Collected data entries:
* * * *
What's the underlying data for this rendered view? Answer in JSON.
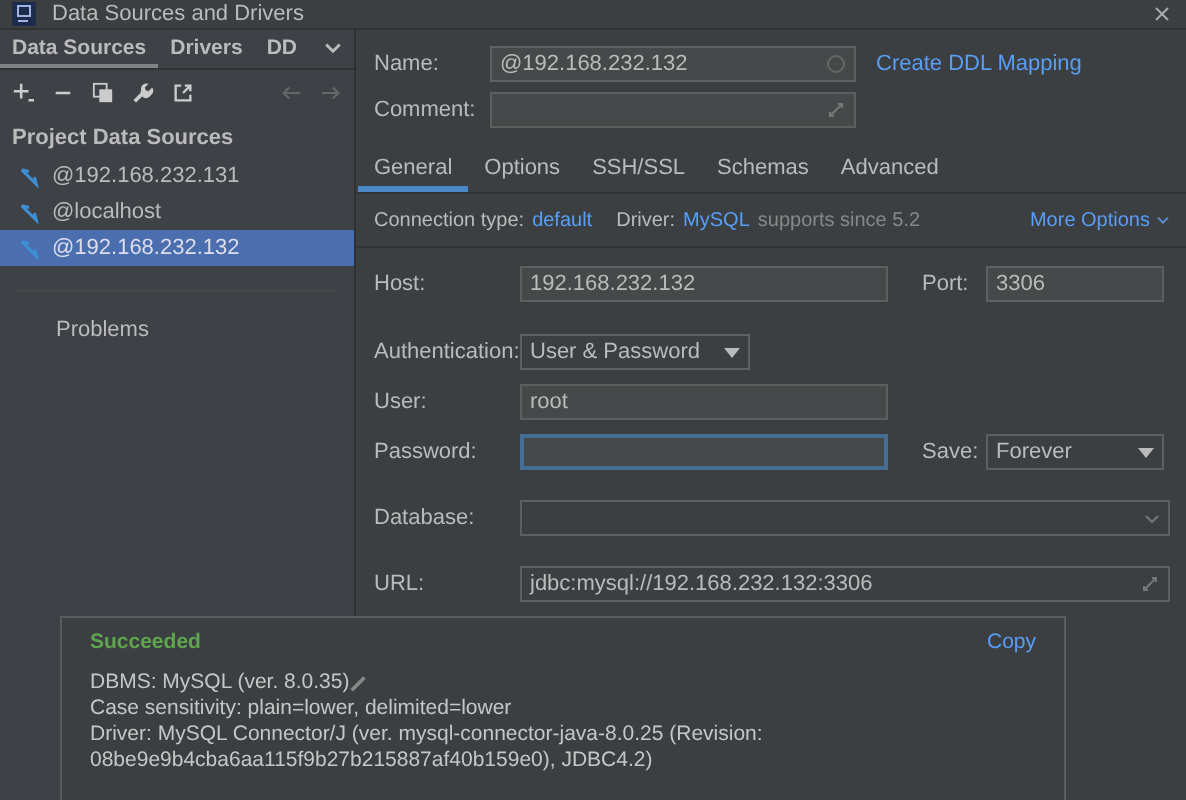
{
  "window": {
    "title": "Data Sources and Drivers"
  },
  "sidebar": {
    "tabs": [
      {
        "label": "Data Sources",
        "selected": true
      },
      {
        "label": "Drivers",
        "selected": false
      },
      {
        "label": "DD",
        "selected": false
      }
    ],
    "section": "Project Data Sources",
    "items": [
      {
        "label": "@192.168.232.131",
        "selected": false
      },
      {
        "label": "@localhost",
        "selected": false
      },
      {
        "label": "@192.168.232.132",
        "selected": true
      }
    ],
    "problems": "Problems"
  },
  "form": {
    "name_label": "Name:",
    "name_value": "@192.168.232.132",
    "ddl_link": "Create DDL Mapping",
    "comment_label": "Comment:",
    "tabs": [
      {
        "label": "General",
        "selected": true
      },
      {
        "label": "Options",
        "selected": false
      },
      {
        "label": "SSH/SSL",
        "selected": false
      },
      {
        "label": "Schemas",
        "selected": false
      },
      {
        "label": "Advanced",
        "selected": false
      }
    ],
    "connection_type_label": "Connection type:",
    "connection_type": "default",
    "driver_label": "Driver:",
    "driver": "MySQL",
    "driver_note": "supports since 5.2",
    "more_options": "More Options",
    "host_label": "Host:",
    "host": "192.168.232.132",
    "port_label": "Port:",
    "port": "3306",
    "auth_label": "Authentication:",
    "auth": "User & Password",
    "user_label": "User:",
    "user": "root",
    "password_label": "Password:",
    "password_focused": true,
    "save_label": "Save:",
    "save": "Forever",
    "database_label": "Database:",
    "url_label": "URL:",
    "url": "jdbc:mysql://192.168.232.132:3306"
  },
  "popup": {
    "status": "Succeeded",
    "copy": "Copy",
    "lines": [
      "DBMS: MySQL (ver. 8.0.35)",
      "Case sensitivity: plain=lower, delimited=lower",
      "Driver: MySQL Connector/J (ver. mysql-connector-java-8.0.25 (Revision:",
      "08be9e9b4cba6aa115f9b27b215887af40b159e0), JDBC4.2)"
    ]
  }
}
* * * *
- [WHAT IS NEEDED]: Transcribe the records above exactly, leaving out every picture.

- [CORRECT OUTPUT]:
What's the underlying data for this rendered view? Answer in JSON.
{
  "window": {
    "title": "Data Sources and Drivers"
  },
  "sidebar": {
    "tabs": [
      {
        "label": "Data Sources",
        "selected": true
      },
      {
        "label": "Drivers",
        "selected": false
      },
      {
        "label": "DD",
        "selected": false
      }
    ],
    "section": "Project Data Sources",
    "items": [
      {
        "label": "@192.168.232.131",
        "selected": false
      },
      {
        "label": "@localhost",
        "selected": false
      },
      {
        "label": "@192.168.232.132",
        "selected": true
      }
    ],
    "problems": "Problems"
  },
  "form": {
    "name_label": "Name:",
    "name_value": "@192.168.232.132",
    "ddl_link": "Create DDL Mapping",
    "comment_label": "Comment:",
    "tabs": [
      {
        "label": "General",
        "selected": true
      },
      {
        "label": "Options",
        "selected": false
      },
      {
        "label": "SSH/SSL",
        "selected": false
      },
      {
        "label": "Schemas",
        "selected": false
      },
      {
        "label": "Advanced",
        "selected": false
      }
    ],
    "connection_type_label": "Connection type:",
    "connection_type": "default",
    "driver_label": "Driver:",
    "driver": "MySQL",
    "driver_note": "supports since 5.2",
    "more_options": "More Options",
    "host_label": "Host:",
    "host": "192.168.232.132",
    "port_label": "Port:",
    "port": "3306",
    "auth_label": "Authentication:",
    "auth": "User & Password",
    "user_label": "User:",
    "user": "root",
    "password_label": "Password:",
    "password_focused": true,
    "save_label": "Save:",
    "save": "Forever",
    "database_label": "Database:",
    "url_label": "URL:",
    "url": "jdbc:mysql://192.168.232.132:3306"
  },
  "popup": {
    "status": "Succeeded",
    "copy": "Copy",
    "lines": [
      "DBMS: MySQL (ver. 8.0.35)",
      "Case sensitivity: plain=lower, delimited=lower",
      "Driver: MySQL Connector/J (ver. mysql-connector-java-8.0.25 (Revision:",
      "08be9e9b4cba6aa115f9b27b215887af40b159e0), JDBC4.2)"
    ]
  }
}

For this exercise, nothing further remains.